Aim of the exercise: Quote every line below exactly and skip any picture.

Extracts from a graphics dataset:
----------------

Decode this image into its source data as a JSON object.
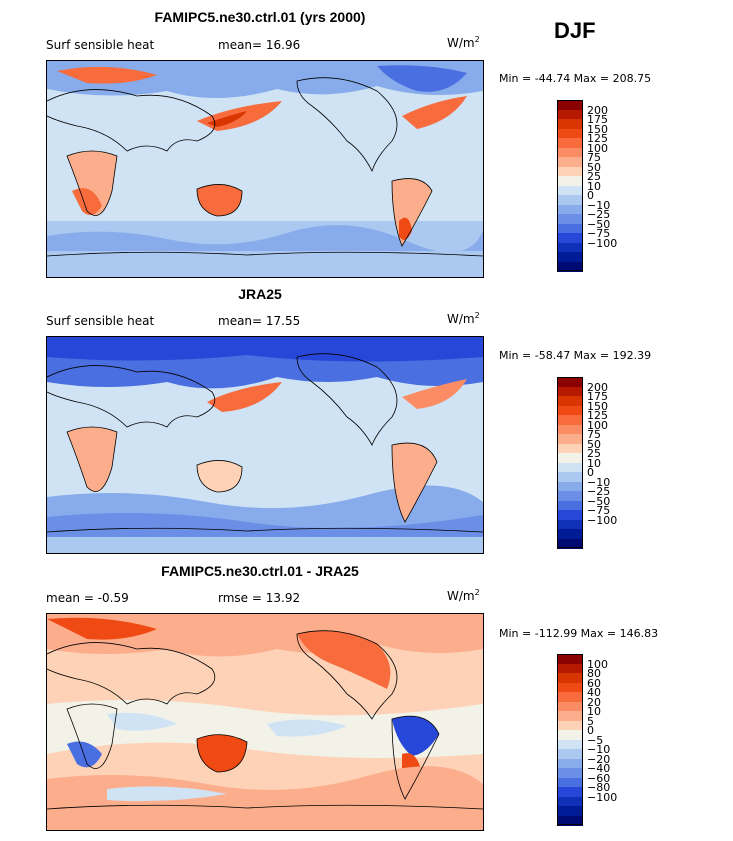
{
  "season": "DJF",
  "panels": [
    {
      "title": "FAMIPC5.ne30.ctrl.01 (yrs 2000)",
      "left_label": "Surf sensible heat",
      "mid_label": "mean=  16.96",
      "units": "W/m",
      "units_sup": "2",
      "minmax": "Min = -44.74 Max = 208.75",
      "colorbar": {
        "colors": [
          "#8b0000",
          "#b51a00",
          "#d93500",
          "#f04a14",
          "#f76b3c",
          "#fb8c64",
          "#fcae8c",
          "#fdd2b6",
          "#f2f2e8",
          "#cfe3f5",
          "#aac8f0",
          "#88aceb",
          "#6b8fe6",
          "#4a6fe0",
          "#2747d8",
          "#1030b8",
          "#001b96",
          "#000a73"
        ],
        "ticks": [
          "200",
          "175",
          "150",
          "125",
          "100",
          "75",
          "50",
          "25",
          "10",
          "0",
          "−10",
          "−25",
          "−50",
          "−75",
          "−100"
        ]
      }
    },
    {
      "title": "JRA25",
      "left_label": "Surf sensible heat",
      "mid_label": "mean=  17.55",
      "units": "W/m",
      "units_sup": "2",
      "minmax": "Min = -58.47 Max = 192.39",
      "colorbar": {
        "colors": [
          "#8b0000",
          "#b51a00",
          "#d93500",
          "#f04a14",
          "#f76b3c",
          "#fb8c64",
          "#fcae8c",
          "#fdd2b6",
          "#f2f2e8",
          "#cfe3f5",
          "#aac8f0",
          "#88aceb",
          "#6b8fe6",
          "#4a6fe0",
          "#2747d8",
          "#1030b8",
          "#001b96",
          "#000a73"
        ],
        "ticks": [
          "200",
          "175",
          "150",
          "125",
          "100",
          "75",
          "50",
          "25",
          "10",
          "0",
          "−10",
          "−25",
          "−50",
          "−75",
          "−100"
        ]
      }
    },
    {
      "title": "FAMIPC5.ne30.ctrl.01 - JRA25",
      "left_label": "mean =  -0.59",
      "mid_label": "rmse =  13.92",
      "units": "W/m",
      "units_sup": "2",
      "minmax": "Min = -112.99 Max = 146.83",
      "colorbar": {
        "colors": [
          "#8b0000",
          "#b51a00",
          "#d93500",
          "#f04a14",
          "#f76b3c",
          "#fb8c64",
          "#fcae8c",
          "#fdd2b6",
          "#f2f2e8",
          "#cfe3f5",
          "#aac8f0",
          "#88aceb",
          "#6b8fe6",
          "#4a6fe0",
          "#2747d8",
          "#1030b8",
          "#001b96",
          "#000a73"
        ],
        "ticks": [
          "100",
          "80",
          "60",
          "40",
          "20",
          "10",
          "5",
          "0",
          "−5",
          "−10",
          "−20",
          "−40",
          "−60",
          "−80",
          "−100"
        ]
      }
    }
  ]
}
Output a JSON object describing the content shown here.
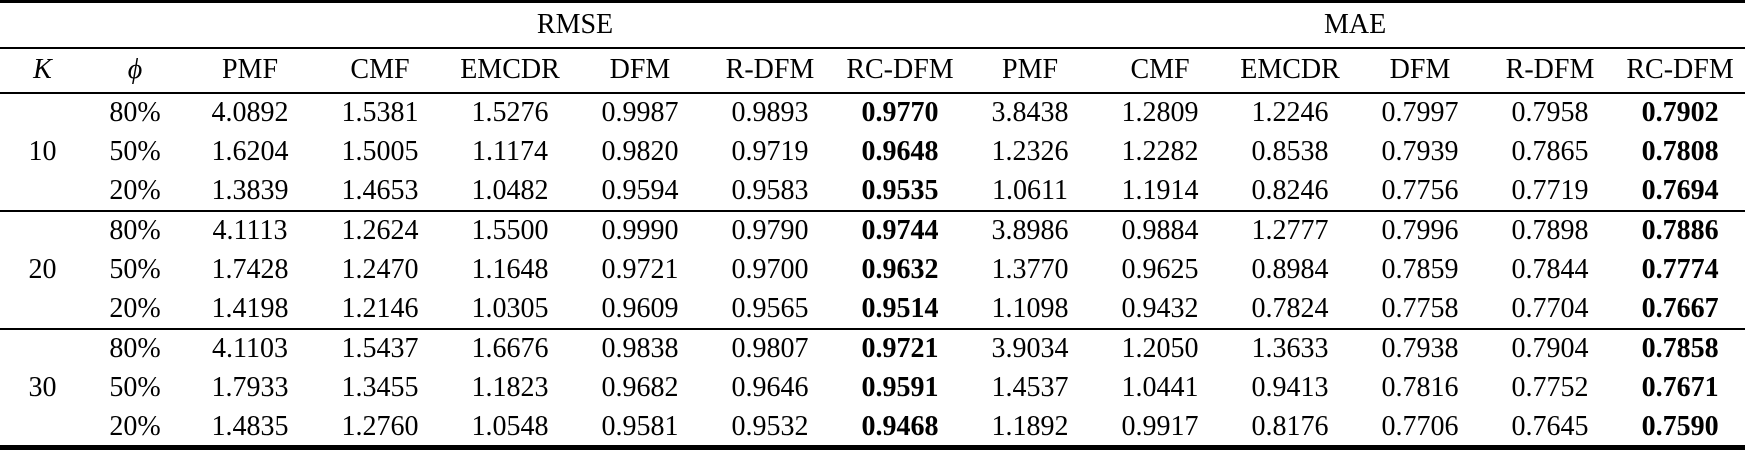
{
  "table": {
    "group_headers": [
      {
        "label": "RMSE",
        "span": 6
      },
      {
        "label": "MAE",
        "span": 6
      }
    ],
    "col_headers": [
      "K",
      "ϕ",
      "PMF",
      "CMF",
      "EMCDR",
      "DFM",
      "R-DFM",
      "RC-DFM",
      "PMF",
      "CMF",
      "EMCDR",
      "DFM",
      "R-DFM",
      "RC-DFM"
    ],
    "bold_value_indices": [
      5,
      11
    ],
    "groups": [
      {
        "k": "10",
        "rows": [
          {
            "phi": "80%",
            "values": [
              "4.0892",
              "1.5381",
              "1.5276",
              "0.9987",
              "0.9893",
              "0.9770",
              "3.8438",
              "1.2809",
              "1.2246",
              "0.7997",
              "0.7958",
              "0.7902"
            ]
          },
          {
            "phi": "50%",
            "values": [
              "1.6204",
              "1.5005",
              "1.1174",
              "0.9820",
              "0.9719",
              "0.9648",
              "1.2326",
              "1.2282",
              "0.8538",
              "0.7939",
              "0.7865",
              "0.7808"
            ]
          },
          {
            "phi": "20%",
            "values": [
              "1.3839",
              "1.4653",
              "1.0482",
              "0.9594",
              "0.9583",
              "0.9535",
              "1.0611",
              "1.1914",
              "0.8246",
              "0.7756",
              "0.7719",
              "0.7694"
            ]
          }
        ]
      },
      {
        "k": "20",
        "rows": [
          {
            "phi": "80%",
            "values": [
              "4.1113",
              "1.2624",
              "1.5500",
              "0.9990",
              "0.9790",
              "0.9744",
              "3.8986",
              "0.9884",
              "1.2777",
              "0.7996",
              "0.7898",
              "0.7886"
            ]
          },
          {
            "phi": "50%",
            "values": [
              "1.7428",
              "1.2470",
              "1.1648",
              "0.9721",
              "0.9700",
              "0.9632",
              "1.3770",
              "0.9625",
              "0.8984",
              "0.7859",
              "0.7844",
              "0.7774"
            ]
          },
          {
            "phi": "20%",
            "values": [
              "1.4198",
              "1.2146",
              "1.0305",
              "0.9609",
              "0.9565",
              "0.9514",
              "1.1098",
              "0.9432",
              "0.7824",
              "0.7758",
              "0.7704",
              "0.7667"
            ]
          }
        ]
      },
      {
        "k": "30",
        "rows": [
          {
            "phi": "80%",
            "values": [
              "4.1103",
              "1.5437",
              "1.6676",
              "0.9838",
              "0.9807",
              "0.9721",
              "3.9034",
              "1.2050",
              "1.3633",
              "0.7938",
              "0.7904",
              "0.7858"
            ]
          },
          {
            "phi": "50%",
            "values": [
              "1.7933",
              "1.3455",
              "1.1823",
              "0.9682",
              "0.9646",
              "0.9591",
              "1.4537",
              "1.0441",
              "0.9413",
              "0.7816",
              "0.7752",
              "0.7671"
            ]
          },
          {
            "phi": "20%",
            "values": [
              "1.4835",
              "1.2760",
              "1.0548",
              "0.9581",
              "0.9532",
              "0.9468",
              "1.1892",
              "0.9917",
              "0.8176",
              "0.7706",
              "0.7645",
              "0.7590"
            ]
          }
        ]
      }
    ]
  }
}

----------------

Exercise result:
Decode this image into its source data as a JSON object.
{
  "season": "DJF",
  "panels": [
    {
      "title": "FAMIPC5.ne30.ctrl.01 (yrs 2000)",
      "left_label": "Surf sensible heat",
      "mid_label": "mean=  16.96",
      "units": "W/m",
      "units_sup": "2",
      "minmax": "Min = -44.74 Max = 208.75",
      "colorbar": {
        "colors": [
          "#8b0000",
          "#b51a00",
          "#d93500",
          "#f04a14",
          "#f76b3c",
          "#fb8c64",
          "#fcae8c",
          "#fdd2b6",
          "#f2f2e8",
          "#cfe3f5",
          "#aac8f0",
          "#88aceb",
          "#6b8fe6",
          "#4a6fe0",
          "#2747d8",
          "#1030b8",
          "#001b96",
          "#000a73"
        ],
        "ticks": [
          "200",
          "175",
          "150",
          "125",
          "100",
          "75",
          "50",
          "25",
          "10",
          "0",
          "−10",
          "−25",
          "−50",
          "−75",
          "−100"
        ]
      }
    },
    {
      "title": "JRA25",
      "left_label": "Surf sensible heat",
      "mid_label": "mean=  17.55",
      "units": "W/m",
      "units_sup": "2",
      "minmax": "Min = -58.47 Max = 192.39",
      "colorbar": {
        "colors": [
          "#8b0000",
          "#b51a00",
          "#d93500",
          "#f04a14",
          "#f76b3c",
          "#fb8c64",
          "#fcae8c",
          "#fdd2b6",
          "#f2f2e8",
          "#cfe3f5",
          "#aac8f0",
          "#88aceb",
          "#6b8fe6",
          "#4a6fe0",
          "#2747d8",
          "#1030b8",
          "#001b96",
          "#000a73"
        ],
        "ticks": [
          "200",
          "175",
          "150",
          "125",
          "100",
          "75",
          "50",
          "25",
          "10",
          "0",
          "−10",
          "−25",
          "−50",
          "−75",
          "−100"
        ]
      }
    },
    {
      "title": "FAMIPC5.ne30.ctrl.01 - JRA25",
      "left_label": "mean =  -0.59",
      "mid_label": "rmse =  13.92",
      "units": "W/m",
      "units_sup": "2",
      "minmax": "Min = -112.99 Max = 146.83",
      "colorbar": {
        "colors": [
          "#8b0000",
          "#b51a00",
          "#d93500",
          "#f04a14",
          "#f76b3c",
          "#fb8c64",
          "#fcae8c",
          "#fdd2b6",
          "#f2f2e8",
          "#cfe3f5",
          "#aac8f0",
          "#88aceb",
          "#6b8fe6",
          "#4a6fe0",
          "#2747d8",
          "#1030b8",
          "#001b96",
          "#000a73"
        ],
        "ticks": [
          "100",
          "80",
          "60",
          "40",
          "20",
          "10",
          "5",
          "0",
          "−5",
          "−10",
          "−20",
          "−40",
          "−60",
          "−80",
          "−100"
        ]
      }
    }
  ]
}
Output a JSON object describing the content shown here.
{
  "table": {
    "group_headers": [
      {
        "label": "RMSE",
        "span": 6
      },
      {
        "label": "MAE",
        "span": 6
      }
    ],
    "col_headers": [
      "K",
      "ϕ",
      "PMF",
      "CMF",
      "EMCDR",
      "DFM",
      "R-DFM",
      "RC-DFM",
      "PMF",
      "CMF",
      "EMCDR",
      "DFM",
      "R-DFM",
      "RC-DFM"
    ],
    "bold_value_indices": [
      5,
      11
    ],
    "groups": [
      {
        "k": "10",
        "rows": [
          {
            "phi": "80%",
            "values": [
              "4.0892",
              "1.5381",
              "1.5276",
              "0.9987",
              "0.9893",
              "0.9770",
              "3.8438",
              "1.2809",
              "1.2246",
              "0.7997",
              "0.7958",
              "0.7902"
            ]
          },
          {
            "phi": "50%",
            "values": [
              "1.6204",
              "1.5005",
              "1.1174",
              "0.9820",
              "0.9719",
              "0.9648",
              "1.2326",
              "1.2282",
              "0.8538",
              "0.7939",
              "0.7865",
              "0.7808"
            ]
          },
          {
            "phi": "20%",
            "values": [
              "1.3839",
              "1.4653",
              "1.0482",
              "0.9594",
              "0.9583",
              "0.9535",
              "1.0611",
              "1.1914",
              "0.8246",
              "0.7756",
              "0.7719",
              "0.7694"
            ]
          }
        ]
      },
      {
        "k": "20",
        "rows": [
          {
            "phi": "80%",
            "values": [
              "4.1113",
              "1.2624",
              "1.5500",
              "0.9990",
              "0.9790",
              "0.9744",
              "3.8986",
              "0.9884",
              "1.2777",
              "0.7996",
              "0.7898",
              "0.7886"
            ]
          },
          {
            "phi": "50%",
            "values": [
              "1.7428",
              "1.2470",
              "1.1648",
              "0.9721",
              "0.9700",
              "0.9632",
              "1.3770",
              "0.9625",
              "0.8984",
              "0.7859",
              "0.7844",
              "0.7774"
            ]
          },
          {
            "phi": "20%",
            "values": [
              "1.4198",
              "1.2146",
              "1.0305",
              "0.9609",
              "0.9565",
              "0.9514",
              "1.1098",
              "0.9432",
              "0.7824",
              "0.7758",
              "0.7704",
              "0.7667"
            ]
          }
        ]
      },
      {
        "k": "30",
        "rows": [
          {
            "phi": "80%",
            "values": [
              "4.1103",
              "1.5437",
              "1.6676",
              "0.9838",
              "0.9807",
              "0.9721",
              "3.9034",
              "1.2050",
              "1.3633",
              "0.7938",
              "0.7904",
              "0.7858"
            ]
          },
          {
            "phi": "50%",
            "values": [
              "1.7933",
              "1.3455",
              "1.1823",
              "0.9682",
              "0.9646",
              "0.9591",
              "1.4537",
              "1.0441",
              "0.9413",
              "0.7816",
              "0.7752",
              "0.7671"
            ]
          },
          {
            "phi": "20%",
            "values": [
              "1.4835",
              "1.2760",
              "1.0548",
              "0.9581",
              "0.9532",
              "0.9468",
              "1.1892",
              "0.9917",
              "0.8176",
              "0.7706",
              "0.7645",
              "0.7590"
            ]
          }
        ]
      }
    ]
  }
}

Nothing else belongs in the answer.